▸ **Directive**
Write out all the data again, exactly as it stands.

▸ **Excerpted data**

======

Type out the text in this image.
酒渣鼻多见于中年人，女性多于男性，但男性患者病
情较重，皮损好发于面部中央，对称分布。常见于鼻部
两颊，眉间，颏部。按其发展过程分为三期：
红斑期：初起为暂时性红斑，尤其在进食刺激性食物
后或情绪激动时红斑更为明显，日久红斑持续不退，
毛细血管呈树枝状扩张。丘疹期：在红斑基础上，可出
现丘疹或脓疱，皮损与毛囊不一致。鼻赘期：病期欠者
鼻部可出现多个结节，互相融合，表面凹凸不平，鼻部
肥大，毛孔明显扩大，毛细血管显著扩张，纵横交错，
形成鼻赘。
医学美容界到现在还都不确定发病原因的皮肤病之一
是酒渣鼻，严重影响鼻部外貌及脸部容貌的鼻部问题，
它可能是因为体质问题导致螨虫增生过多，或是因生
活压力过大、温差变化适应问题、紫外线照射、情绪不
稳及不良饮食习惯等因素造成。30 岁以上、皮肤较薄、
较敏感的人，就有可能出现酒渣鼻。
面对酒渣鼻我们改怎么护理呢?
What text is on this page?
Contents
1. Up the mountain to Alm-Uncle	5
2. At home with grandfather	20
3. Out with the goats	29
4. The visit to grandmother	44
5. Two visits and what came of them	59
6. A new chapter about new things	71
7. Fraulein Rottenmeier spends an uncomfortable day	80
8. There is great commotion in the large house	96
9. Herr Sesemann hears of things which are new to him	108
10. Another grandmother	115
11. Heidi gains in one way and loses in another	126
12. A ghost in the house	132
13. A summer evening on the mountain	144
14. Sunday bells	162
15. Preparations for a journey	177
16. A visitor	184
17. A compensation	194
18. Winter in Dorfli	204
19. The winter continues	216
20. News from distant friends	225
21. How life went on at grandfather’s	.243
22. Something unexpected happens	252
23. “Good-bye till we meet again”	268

======

▸ **Final result**
Type out the text in this image.
酒渣鼻多见于中年人，女性多于男性，但男性患者病
情较重，皮损好发于面部中央，对称分布。常见于鼻部
两颊，眉间，颏部。按其发展过程分为三期：
红斑期：初起为暂时性红斑，尤其在进食刺激性食物
后或情绪激动时红斑更为明显，日久红斑持续不退，
毛细血管呈树枝状扩张。丘疹期：在红斑基础上，可出
现丘疹或脓疱，皮损与毛囊不一致。鼻赘期：病期欠者
鼻部可出现多个结节，互相融合，表面凹凸不平，鼻部
肥大，毛孔明显扩大，毛细血管显著扩张，纵横交错，
形成鼻赘。
医学美容界到现在还都不确定发病原因的皮肤病之一
是酒渣鼻，严重影响鼻部外貌及脸部容貌的鼻部问题，
它可能是因为体质问题导致螨虫增生过多，或是因生
活压力过大、温差变化适应问题、紫外线照射、情绪不
稳及不良饮食习惯等因素造成。30 岁以上、皮肤较薄、
较敏感的人，就有可能出现酒渣鼻。
面对酒渣鼻我们改怎么护理呢?
What text is on this page?
Contents
1. Up the mountain to Alm-Uncle	5
2. At home with grandfather	20
3. Out with the goats	29
4. The visit to grandmother	44
5. Two visits and what came of them	59
6. A new chapter about new things	71
7. Fraulein Rottenmeier spends an uncomfortable day	80
8. There is great commotion in the large house	96
9. Herr Sesemann hears of things which are new to him	108
10. Another grandmother	115
11. Heidi gains in one way and loses in another	126
12. A ghost in the house	132
13. A summer evening on the mountain	144
14. Sunday bells	162
15. Preparations for a journey	177
16. A visitor	184
17. A compensation	194
18. Winter in Dorfli	204
19. The winter continues	216
20. News from distant friends	225
21. How life went on at grandfather’s	.243
22. Something unexpected happens	252
23. “Good-bye till we meet again”	268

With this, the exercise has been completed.